[START]
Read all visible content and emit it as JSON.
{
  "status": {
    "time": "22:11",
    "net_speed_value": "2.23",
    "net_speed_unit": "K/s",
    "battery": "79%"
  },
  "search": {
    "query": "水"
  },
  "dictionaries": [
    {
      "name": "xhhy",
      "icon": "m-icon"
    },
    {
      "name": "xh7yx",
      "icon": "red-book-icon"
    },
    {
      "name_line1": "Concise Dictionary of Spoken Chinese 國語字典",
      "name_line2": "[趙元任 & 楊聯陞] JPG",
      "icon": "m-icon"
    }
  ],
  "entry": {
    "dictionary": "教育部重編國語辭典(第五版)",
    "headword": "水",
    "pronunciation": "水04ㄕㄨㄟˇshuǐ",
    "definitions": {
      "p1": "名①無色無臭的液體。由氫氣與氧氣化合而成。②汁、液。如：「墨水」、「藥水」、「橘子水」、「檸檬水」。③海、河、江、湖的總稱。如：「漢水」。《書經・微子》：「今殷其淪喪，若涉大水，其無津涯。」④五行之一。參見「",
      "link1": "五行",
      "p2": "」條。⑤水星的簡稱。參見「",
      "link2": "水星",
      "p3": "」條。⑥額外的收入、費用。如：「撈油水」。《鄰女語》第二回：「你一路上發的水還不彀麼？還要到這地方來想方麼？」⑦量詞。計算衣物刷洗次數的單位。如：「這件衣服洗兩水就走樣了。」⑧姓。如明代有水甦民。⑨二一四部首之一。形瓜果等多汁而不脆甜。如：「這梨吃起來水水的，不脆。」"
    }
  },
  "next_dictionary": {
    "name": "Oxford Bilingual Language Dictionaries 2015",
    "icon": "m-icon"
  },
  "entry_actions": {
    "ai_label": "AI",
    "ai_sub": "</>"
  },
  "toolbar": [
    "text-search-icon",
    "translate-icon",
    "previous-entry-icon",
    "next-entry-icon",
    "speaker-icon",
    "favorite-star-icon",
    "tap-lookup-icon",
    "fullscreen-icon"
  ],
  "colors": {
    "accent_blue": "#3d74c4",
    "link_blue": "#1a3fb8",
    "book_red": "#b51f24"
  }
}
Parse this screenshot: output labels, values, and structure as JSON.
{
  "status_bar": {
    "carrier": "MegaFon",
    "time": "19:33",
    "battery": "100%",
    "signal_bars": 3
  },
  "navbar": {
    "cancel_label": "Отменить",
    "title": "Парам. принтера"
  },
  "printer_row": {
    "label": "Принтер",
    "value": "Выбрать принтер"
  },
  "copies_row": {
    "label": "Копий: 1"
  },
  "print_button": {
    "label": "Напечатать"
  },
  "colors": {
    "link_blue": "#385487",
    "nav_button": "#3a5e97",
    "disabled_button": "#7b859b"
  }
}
[END]
THE PROBLEM: Where does the word "JSON" appear? Return each line that holds it.

THE OUTPUT:
Read all visible content and emit it as JSON.
Parse this screenshot: output labels, values, and structure as JSON.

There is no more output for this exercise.